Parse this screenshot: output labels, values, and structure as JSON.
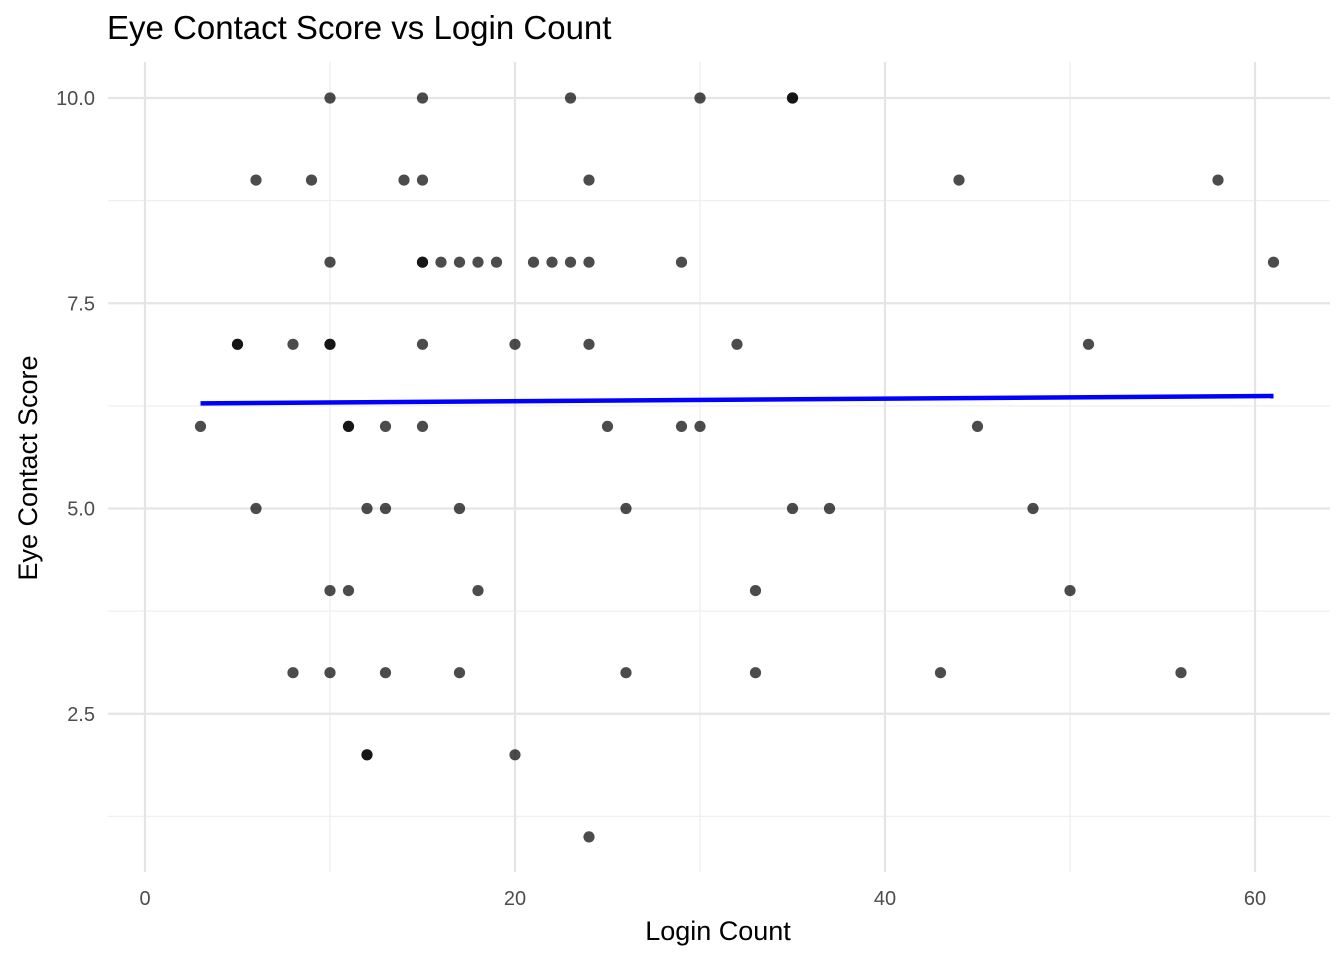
{
  "chart_data": {
    "type": "scatter",
    "title": "Eye Contact Score vs Login Count",
    "xlabel": "Login Count",
    "ylabel": "Eye Contact Score",
    "xlim": [
      0,
      63
    ],
    "ylim": [
      0.7,
      10.45
    ],
    "x_ticks": [
      0,
      20,
      40,
      60
    ],
    "x_tick_labels": [
      "0",
      "20",
      "40",
      "60"
    ],
    "y_ticks": [
      2.5,
      5.0,
      7.5,
      10.0
    ],
    "y_tick_labels": [
      "2.5",
      "5.0",
      "7.5",
      "10.0"
    ],
    "grid": true,
    "legend": "none",
    "colors": {
      "points": "#000000",
      "trend_line": "#0000ff",
      "grid": "#e5e5e5"
    },
    "points": [
      {
        "x": 10,
        "y": 10
      },
      {
        "x": 15,
        "y": 10
      },
      {
        "x": 23,
        "y": 10
      },
      {
        "x": 30,
        "y": 10
      },
      {
        "x": 35,
        "y": 10
      },
      {
        "x": 35,
        "y": 10
      },
      {
        "x": 6,
        "y": 9
      },
      {
        "x": 9,
        "y": 9
      },
      {
        "x": 14,
        "y": 9
      },
      {
        "x": 15,
        "y": 9
      },
      {
        "x": 24,
        "y": 9
      },
      {
        "x": 44,
        "y": 9
      },
      {
        "x": 58,
        "y": 9
      },
      {
        "x": 10,
        "y": 8
      },
      {
        "x": 15,
        "y": 8
      },
      {
        "x": 15,
        "y": 8
      },
      {
        "x": 16,
        "y": 8
      },
      {
        "x": 17,
        "y": 8
      },
      {
        "x": 18,
        "y": 8
      },
      {
        "x": 19,
        "y": 8
      },
      {
        "x": 21,
        "y": 8
      },
      {
        "x": 22,
        "y": 8
      },
      {
        "x": 23,
        "y": 8
      },
      {
        "x": 24,
        "y": 8
      },
      {
        "x": 29,
        "y": 8
      },
      {
        "x": 61,
        "y": 8
      },
      {
        "x": 5,
        "y": 7
      },
      {
        "x": 5,
        "y": 7
      },
      {
        "x": 8,
        "y": 7
      },
      {
        "x": 10,
        "y": 7
      },
      {
        "x": 10,
        "y": 7
      },
      {
        "x": 15,
        "y": 7
      },
      {
        "x": 20,
        "y": 7
      },
      {
        "x": 24,
        "y": 7
      },
      {
        "x": 32,
        "y": 7
      },
      {
        "x": 51,
        "y": 7
      },
      {
        "x": 3,
        "y": 6
      },
      {
        "x": 11,
        "y": 6
      },
      {
        "x": 11,
        "y": 6
      },
      {
        "x": 13,
        "y": 6
      },
      {
        "x": 15,
        "y": 6
      },
      {
        "x": 25,
        "y": 6
      },
      {
        "x": 29,
        "y": 6
      },
      {
        "x": 30,
        "y": 6
      },
      {
        "x": 45,
        "y": 6
      },
      {
        "x": 6,
        "y": 5
      },
      {
        "x": 12,
        "y": 5
      },
      {
        "x": 13,
        "y": 5
      },
      {
        "x": 17,
        "y": 5
      },
      {
        "x": 26,
        "y": 5
      },
      {
        "x": 35,
        "y": 5
      },
      {
        "x": 37,
        "y": 5
      },
      {
        "x": 48,
        "y": 5
      },
      {
        "x": 10,
        "y": 4
      },
      {
        "x": 11,
        "y": 4
      },
      {
        "x": 18,
        "y": 4
      },
      {
        "x": 33,
        "y": 4
      },
      {
        "x": 50,
        "y": 4
      },
      {
        "x": 8,
        "y": 3
      },
      {
        "x": 10,
        "y": 3
      },
      {
        "x": 13,
        "y": 3
      },
      {
        "x": 17,
        "y": 3
      },
      {
        "x": 26,
        "y": 3
      },
      {
        "x": 33,
        "y": 3
      },
      {
        "x": 43,
        "y": 3
      },
      {
        "x": 56,
        "y": 3
      },
      {
        "x": 12,
        "y": 2
      },
      {
        "x": 12,
        "y": 2
      },
      {
        "x": 20,
        "y": 2
      },
      {
        "x": 24,
        "y": 1
      }
    ],
    "trend_line": {
      "x": [
        3,
        61
      ],
      "y": [
        6.28,
        6.37
      ]
    }
  }
}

__GIVEN EXERCISE__
The data should be printed again unchanged; leave its pictures out.

__FINAL RESULT__
Parse this screenshot: output labels, values, and structure as JSON.
{
  "chart_data": {
    "type": "scatter",
    "title": "Eye Contact Score vs Login Count",
    "xlabel": "Login Count",
    "ylabel": "Eye Contact Score",
    "xlim": [
      0,
      63
    ],
    "ylim": [
      0.7,
      10.45
    ],
    "x_ticks": [
      0,
      20,
      40,
      60
    ],
    "x_tick_labels": [
      "0",
      "20",
      "40",
      "60"
    ],
    "y_ticks": [
      2.5,
      5.0,
      7.5,
      10.0
    ],
    "y_tick_labels": [
      "2.5",
      "5.0",
      "7.5",
      "10.0"
    ],
    "grid": true,
    "legend": "none",
    "colors": {
      "points": "#000000",
      "trend_line": "#0000ff",
      "grid": "#e5e5e5"
    },
    "points": [
      {
        "x": 10,
        "y": 10
      },
      {
        "x": 15,
        "y": 10
      },
      {
        "x": 23,
        "y": 10
      },
      {
        "x": 30,
        "y": 10
      },
      {
        "x": 35,
        "y": 10
      },
      {
        "x": 35,
        "y": 10
      },
      {
        "x": 6,
        "y": 9
      },
      {
        "x": 9,
        "y": 9
      },
      {
        "x": 14,
        "y": 9
      },
      {
        "x": 15,
        "y": 9
      },
      {
        "x": 24,
        "y": 9
      },
      {
        "x": 44,
        "y": 9
      },
      {
        "x": 58,
        "y": 9
      },
      {
        "x": 10,
        "y": 8
      },
      {
        "x": 15,
        "y": 8
      },
      {
        "x": 15,
        "y": 8
      },
      {
        "x": 16,
        "y": 8
      },
      {
        "x": 17,
        "y": 8
      },
      {
        "x": 18,
        "y": 8
      },
      {
        "x": 19,
        "y": 8
      },
      {
        "x": 21,
        "y": 8
      },
      {
        "x": 22,
        "y": 8
      },
      {
        "x": 23,
        "y": 8
      },
      {
        "x": 24,
        "y": 8
      },
      {
        "x": 29,
        "y": 8
      },
      {
        "x": 61,
        "y": 8
      },
      {
        "x": 5,
        "y": 7
      },
      {
        "x": 5,
        "y": 7
      },
      {
        "x": 8,
        "y": 7
      },
      {
        "x": 10,
        "y": 7
      },
      {
        "x": 10,
        "y": 7
      },
      {
        "x": 15,
        "y": 7
      },
      {
        "x": 20,
        "y": 7
      },
      {
        "x": 24,
        "y": 7
      },
      {
        "x": 32,
        "y": 7
      },
      {
        "x": 51,
        "y": 7
      },
      {
        "x": 3,
        "y": 6
      },
      {
        "x": 11,
        "y": 6
      },
      {
        "x": 11,
        "y": 6
      },
      {
        "x": 13,
        "y": 6
      },
      {
        "x": 15,
        "y": 6
      },
      {
        "x": 25,
        "y": 6
      },
      {
        "x": 29,
        "y": 6
      },
      {
        "x": 30,
        "y": 6
      },
      {
        "x": 45,
        "y": 6
      },
      {
        "x": 6,
        "y": 5
      },
      {
        "x": 12,
        "y": 5
      },
      {
        "x": 13,
        "y": 5
      },
      {
        "x": 17,
        "y": 5
      },
      {
        "x": 26,
        "y": 5
      },
      {
        "x": 35,
        "y": 5
      },
      {
        "x": 37,
        "y": 5
      },
      {
        "x": 48,
        "y": 5
      },
      {
        "x": 10,
        "y": 4
      },
      {
        "x": 11,
        "y": 4
      },
      {
        "x": 18,
        "y": 4
      },
      {
        "x": 33,
        "y": 4
      },
      {
        "x": 50,
        "y": 4
      },
      {
        "x": 8,
        "y": 3
      },
      {
        "x": 10,
        "y": 3
      },
      {
        "x": 13,
        "y": 3
      },
      {
        "x": 17,
        "y": 3
      },
      {
        "x": 26,
        "y": 3
      },
      {
        "x": 33,
        "y": 3
      },
      {
        "x": 43,
        "y": 3
      },
      {
        "x": 56,
        "y": 3
      },
      {
        "x": 12,
        "y": 2
      },
      {
        "x": 12,
        "y": 2
      },
      {
        "x": 20,
        "y": 2
      },
      {
        "x": 24,
        "y": 1
      }
    ],
    "trend_line": {
      "x": [
        3,
        61
      ],
      "y": [
        6.28,
        6.37
      ]
    }
  }
}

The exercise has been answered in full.